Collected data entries

+ + +

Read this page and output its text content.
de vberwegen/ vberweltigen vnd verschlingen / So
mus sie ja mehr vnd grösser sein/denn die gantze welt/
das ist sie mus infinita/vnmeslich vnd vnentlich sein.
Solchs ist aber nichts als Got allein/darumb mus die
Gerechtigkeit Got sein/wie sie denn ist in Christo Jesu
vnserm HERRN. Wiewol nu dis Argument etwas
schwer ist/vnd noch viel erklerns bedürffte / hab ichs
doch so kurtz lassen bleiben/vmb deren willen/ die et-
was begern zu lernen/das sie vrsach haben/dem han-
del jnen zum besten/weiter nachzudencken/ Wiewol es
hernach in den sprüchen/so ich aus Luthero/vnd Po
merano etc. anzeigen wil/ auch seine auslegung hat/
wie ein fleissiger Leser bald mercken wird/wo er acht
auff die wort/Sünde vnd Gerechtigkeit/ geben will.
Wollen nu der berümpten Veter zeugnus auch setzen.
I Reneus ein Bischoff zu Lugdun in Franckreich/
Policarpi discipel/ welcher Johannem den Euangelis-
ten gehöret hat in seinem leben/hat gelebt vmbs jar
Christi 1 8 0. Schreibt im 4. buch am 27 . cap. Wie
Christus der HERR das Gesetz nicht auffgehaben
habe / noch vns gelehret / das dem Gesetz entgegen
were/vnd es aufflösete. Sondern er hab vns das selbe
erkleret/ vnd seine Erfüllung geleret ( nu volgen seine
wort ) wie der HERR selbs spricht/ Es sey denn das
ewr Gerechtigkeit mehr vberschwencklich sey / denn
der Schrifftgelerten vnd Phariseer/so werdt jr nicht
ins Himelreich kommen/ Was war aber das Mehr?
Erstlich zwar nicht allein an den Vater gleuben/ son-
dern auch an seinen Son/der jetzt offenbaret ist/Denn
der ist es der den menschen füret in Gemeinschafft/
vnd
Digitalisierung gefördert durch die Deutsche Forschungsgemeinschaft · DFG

+ + +

• _REQUIRED TASK_
Write out the material from the first line to the last, exactly.

• _RESPONSE TO THIS TASK_
Read this page and output its text content.
de vberwegen/ vberweltigen vnd verschlingen / So
mus sie ja mehr vnd grösser sein/denn die gantze welt/
das ist sie mus infinita/vnmeslich vnd vnentlich sein.
Solchs ist aber nichts als Got allein/darumb mus die
Gerechtigkeit Got sein/wie sie denn ist in Christo Jesu
vnserm HERRN. Wiewol nu dis Argument etwas
schwer ist/vnd noch viel erklerns bedürffte / hab ichs
doch so kurtz lassen bleiben/vmb deren willen/ die et-
was begern zu lernen/das sie vrsach haben/dem han-
del jnen zum besten/weiter nachzudencken/ Wiewol es
hernach in den sprüchen/so ich aus Luthero/vnd Po
merano etc. anzeigen wil/ auch seine auslegung hat/
wie ein fleissiger Leser bald mercken wird/wo er acht
auff die wort/Sünde vnd Gerechtigkeit/ geben will.
Wollen nu der berümpten Veter zeugnus auch setzen.
I Reneus ein Bischoff zu Lugdun in Franckreich/
Policarpi discipel/ welcher Johannem den Euangelis-
ten gehöret hat in seinem leben/hat gelebt vmbs jar
Christi 1 8 0. Schreibt im 4. buch am 27 . cap. Wie
Christus der HERR das Gesetz nicht auffgehaben
habe / noch vns gelehret / das dem Gesetz entgegen
were/vnd es aufflösete. Sondern er hab vns das selbe
erkleret/ vnd seine Erfüllung geleret ( nu volgen seine
wort ) wie der HERR selbs spricht/ Es sey denn das
ewr Gerechtigkeit mehr vberschwencklich sey / denn
der Schrifftgelerten vnd Phariseer/so werdt jr nicht
ins Himelreich kommen/ Was war aber das Mehr?
Erstlich zwar nicht allein an den Vater gleuben/ son-
dern auch an seinen Son/der jetzt offenbaret ist/Denn
der ist es der den menschen füret in Gemeinschafft/
vnd
Digitalisierung gefördert durch die Deutsche Forschungsgemeinschaft · DFG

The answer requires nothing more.